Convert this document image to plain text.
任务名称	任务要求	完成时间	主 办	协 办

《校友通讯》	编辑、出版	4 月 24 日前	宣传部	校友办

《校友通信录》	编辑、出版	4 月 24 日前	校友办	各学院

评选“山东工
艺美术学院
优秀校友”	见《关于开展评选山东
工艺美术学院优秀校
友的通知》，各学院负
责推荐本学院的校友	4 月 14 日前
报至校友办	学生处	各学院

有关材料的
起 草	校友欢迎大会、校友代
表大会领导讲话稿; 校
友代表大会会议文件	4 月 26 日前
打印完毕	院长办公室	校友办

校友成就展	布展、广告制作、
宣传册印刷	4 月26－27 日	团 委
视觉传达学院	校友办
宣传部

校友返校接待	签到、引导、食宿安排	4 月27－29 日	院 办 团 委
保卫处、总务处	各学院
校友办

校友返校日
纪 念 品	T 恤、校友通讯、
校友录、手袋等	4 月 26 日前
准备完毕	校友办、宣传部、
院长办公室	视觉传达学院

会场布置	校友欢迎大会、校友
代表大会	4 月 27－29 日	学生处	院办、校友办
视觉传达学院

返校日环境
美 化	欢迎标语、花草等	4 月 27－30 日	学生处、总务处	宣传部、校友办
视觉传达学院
○ ○ ○ ○
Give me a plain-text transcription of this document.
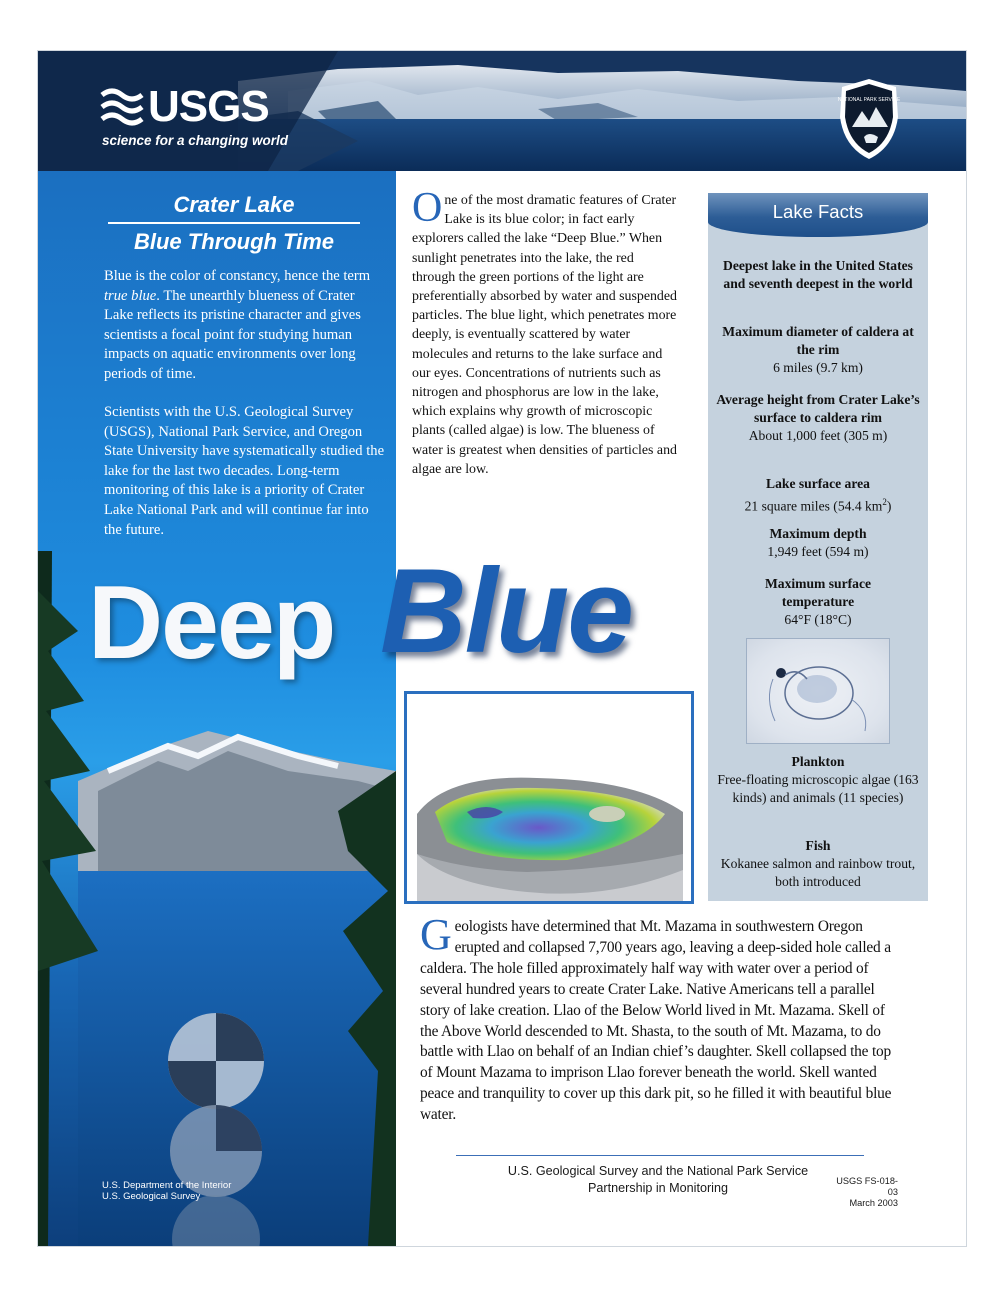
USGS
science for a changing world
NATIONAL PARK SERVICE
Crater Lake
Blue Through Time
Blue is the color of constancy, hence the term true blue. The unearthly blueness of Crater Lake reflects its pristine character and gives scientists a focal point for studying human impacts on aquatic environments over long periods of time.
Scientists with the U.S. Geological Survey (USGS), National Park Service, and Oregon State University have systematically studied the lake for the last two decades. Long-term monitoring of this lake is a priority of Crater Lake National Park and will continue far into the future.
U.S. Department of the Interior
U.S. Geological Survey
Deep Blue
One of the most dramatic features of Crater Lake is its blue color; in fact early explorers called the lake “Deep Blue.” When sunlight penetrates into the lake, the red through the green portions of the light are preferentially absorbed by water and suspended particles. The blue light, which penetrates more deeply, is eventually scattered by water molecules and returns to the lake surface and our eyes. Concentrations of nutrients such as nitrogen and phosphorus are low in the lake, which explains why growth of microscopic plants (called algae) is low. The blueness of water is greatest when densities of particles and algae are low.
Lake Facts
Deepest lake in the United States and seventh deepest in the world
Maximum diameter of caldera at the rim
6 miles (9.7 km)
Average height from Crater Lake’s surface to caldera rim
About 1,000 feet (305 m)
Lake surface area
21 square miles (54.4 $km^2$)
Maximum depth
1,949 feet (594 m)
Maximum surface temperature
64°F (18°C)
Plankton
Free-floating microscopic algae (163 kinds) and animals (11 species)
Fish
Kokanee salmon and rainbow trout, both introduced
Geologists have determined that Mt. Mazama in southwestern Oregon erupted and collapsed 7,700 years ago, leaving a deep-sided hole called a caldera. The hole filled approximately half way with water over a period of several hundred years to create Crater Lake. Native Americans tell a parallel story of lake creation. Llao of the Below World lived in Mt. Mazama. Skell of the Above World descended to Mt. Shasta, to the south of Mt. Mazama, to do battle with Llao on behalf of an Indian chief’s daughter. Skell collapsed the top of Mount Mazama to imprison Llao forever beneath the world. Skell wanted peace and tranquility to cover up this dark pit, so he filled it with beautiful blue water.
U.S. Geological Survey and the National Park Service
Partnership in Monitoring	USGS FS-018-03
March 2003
○ ○ ○ ○
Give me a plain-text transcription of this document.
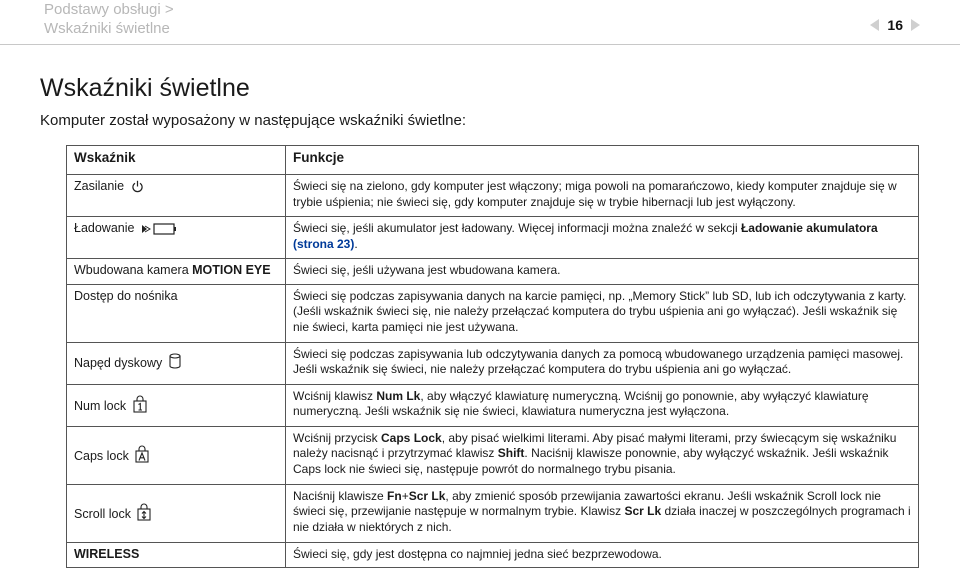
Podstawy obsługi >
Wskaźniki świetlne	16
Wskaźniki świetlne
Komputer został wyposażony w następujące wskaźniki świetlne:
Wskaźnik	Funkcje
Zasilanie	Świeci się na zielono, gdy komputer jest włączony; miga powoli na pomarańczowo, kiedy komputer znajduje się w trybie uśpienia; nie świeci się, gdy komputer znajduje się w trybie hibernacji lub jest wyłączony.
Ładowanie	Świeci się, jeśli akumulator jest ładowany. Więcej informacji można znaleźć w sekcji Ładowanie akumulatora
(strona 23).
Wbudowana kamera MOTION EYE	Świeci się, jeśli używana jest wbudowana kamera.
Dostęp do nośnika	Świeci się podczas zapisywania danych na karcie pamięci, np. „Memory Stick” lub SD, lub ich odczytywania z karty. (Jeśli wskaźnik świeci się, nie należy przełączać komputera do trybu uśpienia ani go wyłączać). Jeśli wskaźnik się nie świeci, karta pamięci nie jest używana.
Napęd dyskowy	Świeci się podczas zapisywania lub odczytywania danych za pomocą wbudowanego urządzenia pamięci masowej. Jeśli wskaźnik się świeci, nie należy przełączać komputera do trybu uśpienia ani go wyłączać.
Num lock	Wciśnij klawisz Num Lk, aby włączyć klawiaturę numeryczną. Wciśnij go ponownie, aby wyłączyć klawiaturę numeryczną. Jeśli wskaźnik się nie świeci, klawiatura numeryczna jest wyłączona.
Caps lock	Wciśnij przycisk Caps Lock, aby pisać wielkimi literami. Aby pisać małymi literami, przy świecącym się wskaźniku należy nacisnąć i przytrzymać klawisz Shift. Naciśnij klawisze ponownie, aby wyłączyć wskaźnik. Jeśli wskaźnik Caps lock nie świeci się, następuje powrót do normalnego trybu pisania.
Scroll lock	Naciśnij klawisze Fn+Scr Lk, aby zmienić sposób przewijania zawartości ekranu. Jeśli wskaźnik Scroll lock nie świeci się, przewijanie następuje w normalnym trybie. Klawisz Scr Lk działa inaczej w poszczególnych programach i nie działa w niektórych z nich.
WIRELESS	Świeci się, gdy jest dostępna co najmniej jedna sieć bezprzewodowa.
○ ○ ○ ○
## What the task asks
Report the count of lines in the entries that contain the string "视觉传达学院", and nothing besides it.

## In response
4